_The input_
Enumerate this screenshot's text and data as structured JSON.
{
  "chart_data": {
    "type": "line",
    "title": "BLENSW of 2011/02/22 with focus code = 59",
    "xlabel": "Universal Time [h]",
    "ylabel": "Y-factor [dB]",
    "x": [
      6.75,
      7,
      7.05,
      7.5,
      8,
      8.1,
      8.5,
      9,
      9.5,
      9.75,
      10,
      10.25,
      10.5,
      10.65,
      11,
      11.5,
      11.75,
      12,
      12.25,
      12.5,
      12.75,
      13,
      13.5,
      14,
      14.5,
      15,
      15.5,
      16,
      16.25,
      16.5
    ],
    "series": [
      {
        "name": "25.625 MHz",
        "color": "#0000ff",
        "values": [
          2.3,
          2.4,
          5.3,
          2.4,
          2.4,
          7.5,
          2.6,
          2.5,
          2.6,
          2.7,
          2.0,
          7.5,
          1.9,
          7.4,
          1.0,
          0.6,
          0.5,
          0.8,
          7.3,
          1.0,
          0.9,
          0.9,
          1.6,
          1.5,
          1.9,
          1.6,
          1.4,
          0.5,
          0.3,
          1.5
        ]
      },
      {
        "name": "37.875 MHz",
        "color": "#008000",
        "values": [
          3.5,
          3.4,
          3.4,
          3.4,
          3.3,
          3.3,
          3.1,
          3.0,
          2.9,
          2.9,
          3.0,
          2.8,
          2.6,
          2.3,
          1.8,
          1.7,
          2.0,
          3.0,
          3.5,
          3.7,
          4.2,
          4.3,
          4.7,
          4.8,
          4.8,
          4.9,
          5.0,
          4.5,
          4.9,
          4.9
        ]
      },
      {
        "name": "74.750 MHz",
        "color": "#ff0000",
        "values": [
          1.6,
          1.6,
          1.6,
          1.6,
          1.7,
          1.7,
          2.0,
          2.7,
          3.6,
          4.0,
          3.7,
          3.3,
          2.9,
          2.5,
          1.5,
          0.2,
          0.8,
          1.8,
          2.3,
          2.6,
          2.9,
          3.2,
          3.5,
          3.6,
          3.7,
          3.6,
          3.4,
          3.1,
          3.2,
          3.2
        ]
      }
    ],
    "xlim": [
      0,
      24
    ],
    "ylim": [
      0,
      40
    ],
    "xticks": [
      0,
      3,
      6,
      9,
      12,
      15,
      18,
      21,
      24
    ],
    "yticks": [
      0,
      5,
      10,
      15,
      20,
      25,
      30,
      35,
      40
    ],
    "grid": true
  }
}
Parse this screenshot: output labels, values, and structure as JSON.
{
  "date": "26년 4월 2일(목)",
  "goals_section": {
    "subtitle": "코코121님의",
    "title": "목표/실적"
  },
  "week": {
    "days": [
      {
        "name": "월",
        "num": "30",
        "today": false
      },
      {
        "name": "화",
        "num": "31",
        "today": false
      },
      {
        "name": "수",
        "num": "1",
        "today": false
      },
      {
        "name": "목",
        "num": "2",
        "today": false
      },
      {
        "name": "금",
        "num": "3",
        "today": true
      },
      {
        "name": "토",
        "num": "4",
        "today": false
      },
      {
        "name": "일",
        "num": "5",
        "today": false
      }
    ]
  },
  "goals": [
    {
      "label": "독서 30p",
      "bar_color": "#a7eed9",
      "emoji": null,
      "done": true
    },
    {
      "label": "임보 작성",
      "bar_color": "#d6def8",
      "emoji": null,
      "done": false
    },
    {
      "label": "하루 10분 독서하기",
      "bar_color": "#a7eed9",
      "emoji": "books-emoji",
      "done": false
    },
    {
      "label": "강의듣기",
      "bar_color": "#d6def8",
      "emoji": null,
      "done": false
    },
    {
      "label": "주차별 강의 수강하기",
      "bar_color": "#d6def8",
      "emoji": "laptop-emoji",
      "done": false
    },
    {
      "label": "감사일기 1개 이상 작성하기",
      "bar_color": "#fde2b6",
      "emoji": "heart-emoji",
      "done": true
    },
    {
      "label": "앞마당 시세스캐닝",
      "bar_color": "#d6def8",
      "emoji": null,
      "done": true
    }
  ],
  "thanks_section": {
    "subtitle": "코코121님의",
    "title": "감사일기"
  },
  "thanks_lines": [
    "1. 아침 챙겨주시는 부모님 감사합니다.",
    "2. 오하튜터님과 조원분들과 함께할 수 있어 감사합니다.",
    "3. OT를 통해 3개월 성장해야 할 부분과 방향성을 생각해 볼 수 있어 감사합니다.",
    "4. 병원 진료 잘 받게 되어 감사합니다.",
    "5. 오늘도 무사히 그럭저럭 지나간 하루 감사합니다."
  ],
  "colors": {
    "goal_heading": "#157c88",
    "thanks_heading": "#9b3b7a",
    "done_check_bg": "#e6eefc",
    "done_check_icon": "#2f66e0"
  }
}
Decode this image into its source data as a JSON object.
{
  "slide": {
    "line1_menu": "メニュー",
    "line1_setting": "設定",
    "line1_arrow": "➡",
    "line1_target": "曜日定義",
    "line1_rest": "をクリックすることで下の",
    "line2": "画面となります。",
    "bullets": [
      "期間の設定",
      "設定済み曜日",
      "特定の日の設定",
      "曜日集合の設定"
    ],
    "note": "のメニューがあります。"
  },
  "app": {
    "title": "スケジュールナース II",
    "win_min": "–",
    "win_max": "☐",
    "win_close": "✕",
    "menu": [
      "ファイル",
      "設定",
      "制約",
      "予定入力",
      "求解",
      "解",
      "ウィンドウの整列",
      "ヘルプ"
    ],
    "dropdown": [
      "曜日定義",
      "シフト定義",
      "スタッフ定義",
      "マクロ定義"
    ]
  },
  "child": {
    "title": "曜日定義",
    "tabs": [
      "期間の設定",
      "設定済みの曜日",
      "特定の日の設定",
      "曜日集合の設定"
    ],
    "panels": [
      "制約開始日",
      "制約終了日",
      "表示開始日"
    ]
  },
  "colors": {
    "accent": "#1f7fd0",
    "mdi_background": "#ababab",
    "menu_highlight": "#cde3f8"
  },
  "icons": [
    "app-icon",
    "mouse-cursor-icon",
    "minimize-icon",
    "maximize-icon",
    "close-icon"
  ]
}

_Exercise details_
Copy every line of the records word for word.

_Written answer_
Enumerate this screenshot's text and data as structured JSON.
{
  "chart_data": {
    "type": "line",
    "title": "BLENSW of 2011/02/22 with focus code = 59",
    "xlabel": "Universal Time [h]",
    "ylabel": "Y-factor [dB]",
    "x": [
      6.75,
      7,
      7.05,
      7.5,
      8,
      8.1,
      8.5,
      9,
      9.5,
      9.75,
      10,
      10.25,
      10.5,
      10.65,
      11,
      11.5,
      11.75,
      12,
      12.25,
      12.5,
      12.75,
      13,
      13.5,
      14,
      14.5,
      15,
      15.5,
      16,
      16.25,
      16.5
    ],
    "series": [
      {
        "name": "25.625 MHz",
        "color": "#0000ff",
        "values": [
          2.3,
          2.4,
          5.3,
          2.4,
          2.4,
          7.5,
          2.6,
          2.5,
          2.6,
          2.7,
          2.0,
          7.5,
          1.9,
          7.4,
          1.0,
          0.6,
          0.5,
          0.8,
          7.3,
          1.0,
          0.9,
          0.9,
          1.6,
          1.5,
          1.9,
          1.6,
          1.4,
          0.5,
          0.3,
          1.5
        ]
      },
      {
        "name": "37.875 MHz",
        "color": "#008000",
        "values": [
          3.5,
          3.4,
          3.4,
          3.4,
          3.3,
          3.3,
          3.1,
          3.0,
          2.9,
          2.9,
          3.0,
          2.8,
          2.6,
          2.3,
          1.8,
          1.7,
          2.0,
          3.0,
          3.5,
          3.7,
          4.2,
          4.3,
          4.7,
          4.8,
          4.8,
          4.9,
          5.0,
          4.5,
          4.9,
          4.9
        ]
      },
      {
        "name": "74.750 MHz",
        "color": "#ff0000",
        "values": [
          1.6,
          1.6,
          1.6,
          1.6,
          1.7,
          1.7,
          2.0,
          2.7,
          3.6,
          4.0,
          3.7,
          3.3,
          2.9,
          2.5,
          1.5,
          0.2,
          0.8,
          1.8,
          2.3,
          2.6,
          2.9,
          3.2,
          3.5,
          3.6,
          3.7,
          3.6,
          3.4,
          3.1,
          3.2,
          3.2
        ]
      }
    ],
    "xlim": [
      0,
      24
    ],
    "ylim": [
      0,
      40
    ],
    "xticks": [
      0,
      3,
      6,
      9,
      12,
      15,
      18,
      21,
      24
    ],
    "yticks": [
      0,
      5,
      10,
      15,
      20,
      25,
      30,
      35,
      40
    ],
    "grid": true
  }
}
Parse this screenshot: output labels, values, and structure as JSON.
{
  "date": "26년 4월 2일(목)",
  "goals_section": {
    "subtitle": "코코121님의",
    "title": "목표/실적"
  },
  "week": {
    "days": [
      {
        "name": "월",
        "num": "30",
        "today": false
      },
      {
        "name": "화",
        "num": "31",
        "today": false
      },
      {
        "name": "수",
        "num": "1",
        "today": false
      },
      {
        "name": "목",
        "num": "2",
        "today": false
      },
      {
        "name": "금",
        "num": "3",
        "today": true
      },
      {
        "name": "토",
        "num": "4",
        "today": false
      },
      {
        "name": "일",
        "num": "5",
        "today": false
      }
    ]
  },
  "goals": [
    {
      "label": "독서 30p",
      "bar_color": "#a7eed9",
      "emoji": null,
      "done": true
    },
    {
      "label": "임보 작성",
      "bar_color": "#d6def8",
      "emoji": null,
      "done": false
    },
    {
      "label": "하루 10분 독서하기",
      "bar_color": "#a7eed9",
      "emoji": "books-emoji",
      "done": false
    },
    {
      "label": "강의듣기",
      "bar_color": "#d6def8",
      "emoji": null,
      "done": false
    },
    {
      "label": "주차별 강의 수강하기",
      "bar_color": "#d6def8",
      "emoji": "laptop-emoji",
      "done": false
    },
    {
      "label": "감사일기 1개 이상 작성하기",
      "bar_color": "#fde2b6",
      "emoji": "heart-emoji",
      "done": true
    },
    {
      "label": "앞마당 시세스캐닝",
      "bar_color": "#d6def8",
      "emoji": null,
      "done": true
    }
  ],
  "thanks_section": {
    "subtitle": "코코121님의",
    "title": "감사일기"
  },
  "thanks_lines": [
    "1. 아침 챙겨주시는 부모님 감사합니다.",
    "2. 오하튜터님과 조원분들과 함께할 수 있어 감사합니다.",
    "3. OT를 통해 3개월 성장해야 할 부분과 방향성을 생각해 볼 수 있어 감사합니다.",
    "4. 병원 진료 잘 받게 되어 감사합니다.",
    "5. 오늘도 무사히 그럭저럭 지나간 하루 감사합니다."
  ],
  "colors": {
    "goal_heading": "#157c88",
    "thanks_heading": "#9b3b7a",
    "done_check_bg": "#e6eefc",
    "done_check_icon": "#2f66e0"
  }
}
Decode this image into its source data as a JSON object.
{
  "slide": {
    "line1_menu": "メニュー",
    "line1_setting": "設定",
    "line1_arrow": "➡",
    "line1_target": "曜日定義",
    "line1_rest": "をクリックすることで下の",
    "line2": "画面となります。",
    "bullets": [
      "期間の設定",
      "設定済み曜日",
      "特定の日の設定",
      "曜日集合の設定"
    ],
    "note": "のメニューがあります。"
  },
  "app": {
    "title": "スケジュールナース II",
    "win_min": "–",
    "win_max": "☐",
    "win_close": "✕",
    "menu": [
      "ファイル",
      "設定",
      "制約",
      "予定入力",
      "求解",
      "解",
      "ウィンドウの整列",
      "ヘルプ"
    ],
    "dropdown": [
      "曜日定義",
      "シフト定義",
      "スタッフ定義",
      "マクロ定義"
    ]
  },
  "child": {
    "title": "曜日定義",
    "tabs": [
      "期間の設定",
      "設定済みの曜日",
      "特定の日の設定",
      "曜日集合の設定"
    ],
    "panels": [
      "制約開始日",
      "制約終了日",
      "表示開始日"
    ]
  },
  "colors": {
    "accent": "#1f7fd0",
    "mdi_background": "#ababab",
    "menu_highlight": "#cde3f8"
  },
  "icons": [
    "app-icon",
    "mouse-cursor-icon",
    "minimize-icon",
    "maximize-icon",
    "close-icon"
  ]
}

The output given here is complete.